§ **WORK INSTRUCTIONS**
For the copy, please give all of the data again exactly and leave the pictures out.
---------- AVAILABLE DATA ----------
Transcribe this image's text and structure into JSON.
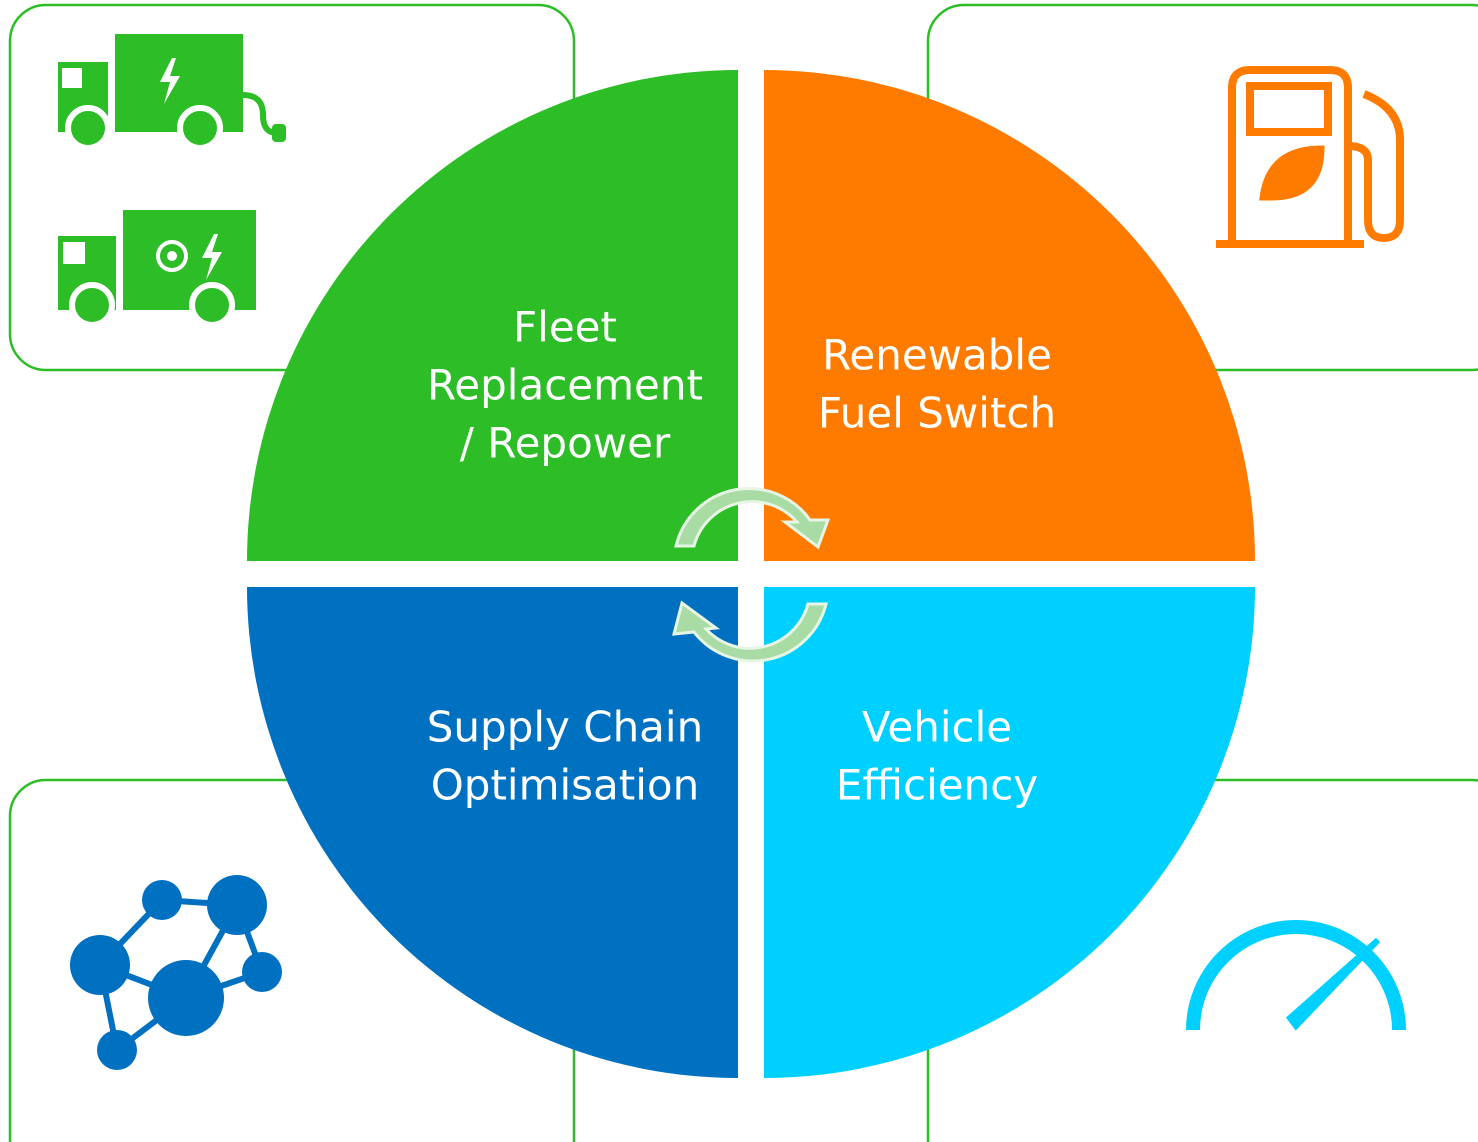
{
  "quadrants": [
    {
      "lines": [
        "Fleet",
        "Replacement",
        "/ Repower"
      ]
    },
    {
      "lines": [
        "Renewable",
        "Fuel Switch"
      ]
    },
    {
      "lines": [
        "Supply Chain",
        "Optimisation"
      ]
    },
    {
      "lines": [
        "Vehicle",
        "Efficiency"
      ]
    }
  ]
}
----------
§ **COMPLETE ANSWER**
Transcribe this image's text and structure into JSON.
{
  "quadrants": [
    {
      "lines": [
        "Fleet",
        "Replacement",
        "/ Repower"
      ]
    },
    {
      "lines": [
        "Renewable",
        "Fuel Switch"
      ]
    },
    {
      "lines": [
        "Supply Chain",
        "Optimisation"
      ]
    },
    {
      "lines": [
        "Vehicle",
        "Efficiency"
      ]
    }
  ]
}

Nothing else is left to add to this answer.